__SELECTION__:
DTS vs SSIS A basic overview



In today’s blog post, we will give a basic introduction of SSIS

(SQL Server Integration Services) and provide a comparison of some of

those features with DTS (Data Transformation Services), it’s

predecessor.

SSIS is an ETL tool provided by Microsoft for extracting the data

from various sources, transforming the data according to the business

requirements and loading the data into the destination. The source and

the destination could be anything that you can talk to using a

connection. One important thing to understand is that SQL Server

Integration Services (SSIS) is a component of Microsoft SQL Server 2005

and is not a separate install. Integration Services includes graphical

tools and wizards for building and debugging packages, tasks for

performing workflow functions such as FTP operations, for executing SQL

statements, or for sending e-mail messages, data sources and

destinations for extracting and loading data, transformations for

cleaning, aggregating, merging, and copying data.

In SQL Server 2000, DTS packages are created in Enterprise Manager.

The DTS packages are created in the DTS designer and you have the option

of saving them in SQL Server or saving them to the filesystem (by

specifying the location as “Structured Storage File”). In Integration

Services, the packages are created using Business Intelligence

Development Studio (BIDS). BIDS is nothing but another version of

Microsoft Visual Studio. It is a modified version of Visual

Studio.  When we create Integration Services packages using BIDS,

they are saved on the client machine (local machine). We have to

explicitly deploy the Integration Services Packages onto the destination

server.

__THE PROBLEM__:
According to the DTS vs SSIS overview, what tool is used to create packages in Integration Services? The records are separate material, unrelated to the DTS vs SSIS overview.

Coordinate annotation records
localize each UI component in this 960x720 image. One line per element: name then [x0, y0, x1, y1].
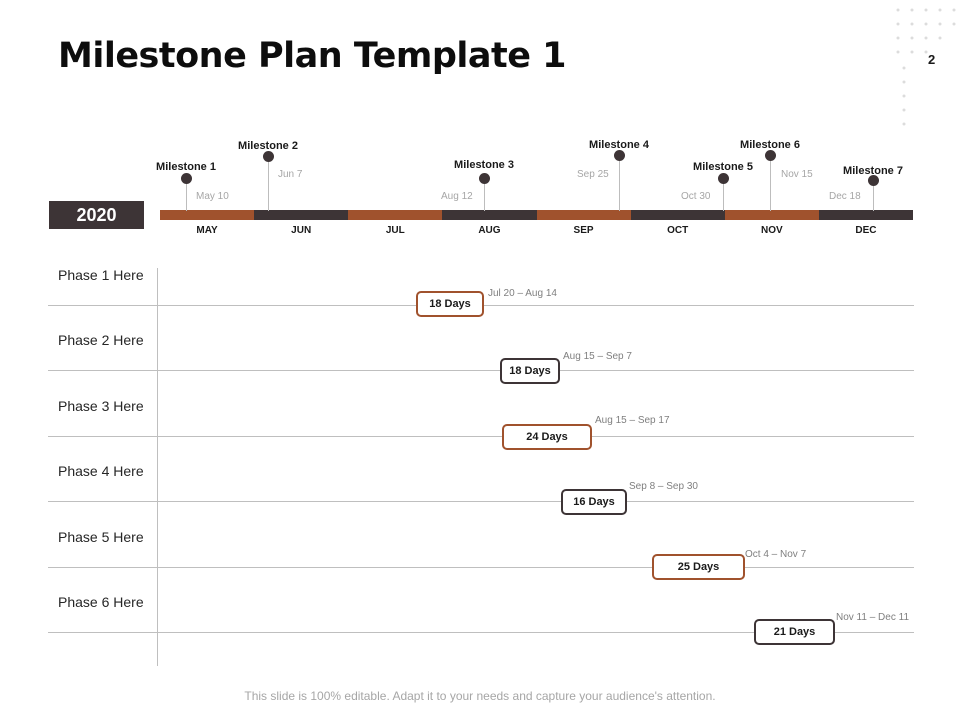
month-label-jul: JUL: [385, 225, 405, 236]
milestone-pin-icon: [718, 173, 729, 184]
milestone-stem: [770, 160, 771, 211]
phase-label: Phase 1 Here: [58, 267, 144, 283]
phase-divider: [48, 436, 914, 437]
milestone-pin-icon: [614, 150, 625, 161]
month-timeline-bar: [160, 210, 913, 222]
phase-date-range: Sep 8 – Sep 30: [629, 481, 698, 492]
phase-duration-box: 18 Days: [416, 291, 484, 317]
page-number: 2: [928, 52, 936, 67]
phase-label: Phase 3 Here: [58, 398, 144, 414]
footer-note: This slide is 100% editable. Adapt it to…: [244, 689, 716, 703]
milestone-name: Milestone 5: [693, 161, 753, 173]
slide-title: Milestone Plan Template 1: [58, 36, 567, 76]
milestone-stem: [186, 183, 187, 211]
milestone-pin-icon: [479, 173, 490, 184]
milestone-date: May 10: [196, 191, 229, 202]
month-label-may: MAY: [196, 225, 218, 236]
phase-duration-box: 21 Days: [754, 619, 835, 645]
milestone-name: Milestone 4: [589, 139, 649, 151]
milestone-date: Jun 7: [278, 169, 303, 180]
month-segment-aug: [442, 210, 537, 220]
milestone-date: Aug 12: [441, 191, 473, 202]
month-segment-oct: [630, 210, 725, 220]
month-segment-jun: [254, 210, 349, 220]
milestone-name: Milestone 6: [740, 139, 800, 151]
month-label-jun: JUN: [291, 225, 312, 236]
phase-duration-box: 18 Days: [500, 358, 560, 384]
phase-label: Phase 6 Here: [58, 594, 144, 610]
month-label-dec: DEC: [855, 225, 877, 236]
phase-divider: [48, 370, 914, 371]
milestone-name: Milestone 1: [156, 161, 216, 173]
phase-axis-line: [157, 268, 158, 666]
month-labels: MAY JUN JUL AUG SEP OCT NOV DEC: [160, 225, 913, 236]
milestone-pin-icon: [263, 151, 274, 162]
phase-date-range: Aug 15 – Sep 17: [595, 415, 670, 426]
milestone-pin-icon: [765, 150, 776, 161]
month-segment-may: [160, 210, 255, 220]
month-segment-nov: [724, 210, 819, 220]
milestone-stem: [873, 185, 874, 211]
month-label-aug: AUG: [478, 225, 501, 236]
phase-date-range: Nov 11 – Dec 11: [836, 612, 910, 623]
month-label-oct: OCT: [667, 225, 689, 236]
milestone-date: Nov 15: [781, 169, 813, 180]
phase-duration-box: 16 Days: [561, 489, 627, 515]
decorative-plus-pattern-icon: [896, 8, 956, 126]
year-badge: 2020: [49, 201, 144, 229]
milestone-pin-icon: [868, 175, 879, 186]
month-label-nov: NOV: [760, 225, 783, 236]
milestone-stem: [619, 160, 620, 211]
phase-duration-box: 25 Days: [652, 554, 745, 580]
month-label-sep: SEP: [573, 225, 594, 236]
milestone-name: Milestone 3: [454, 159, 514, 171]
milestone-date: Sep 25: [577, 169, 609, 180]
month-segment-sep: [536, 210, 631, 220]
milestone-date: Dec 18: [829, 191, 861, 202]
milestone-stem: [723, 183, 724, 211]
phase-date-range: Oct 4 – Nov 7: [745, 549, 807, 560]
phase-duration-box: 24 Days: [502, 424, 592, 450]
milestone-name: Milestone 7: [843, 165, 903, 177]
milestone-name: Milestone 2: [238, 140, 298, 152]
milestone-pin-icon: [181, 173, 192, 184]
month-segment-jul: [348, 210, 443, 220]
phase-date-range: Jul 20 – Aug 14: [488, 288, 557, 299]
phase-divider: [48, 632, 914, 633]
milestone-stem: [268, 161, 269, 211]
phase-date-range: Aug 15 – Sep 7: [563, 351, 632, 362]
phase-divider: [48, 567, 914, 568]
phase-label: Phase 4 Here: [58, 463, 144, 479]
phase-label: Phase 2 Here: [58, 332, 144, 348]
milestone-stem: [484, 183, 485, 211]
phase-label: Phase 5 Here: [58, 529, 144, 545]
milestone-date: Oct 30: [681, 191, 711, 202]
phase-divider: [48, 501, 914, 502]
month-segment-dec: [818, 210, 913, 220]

__SOLUTION FOR THIS EXERCISE__:
Business Intelligence Development Studio (BIDS), a modified version of Microsoft Visual Studio.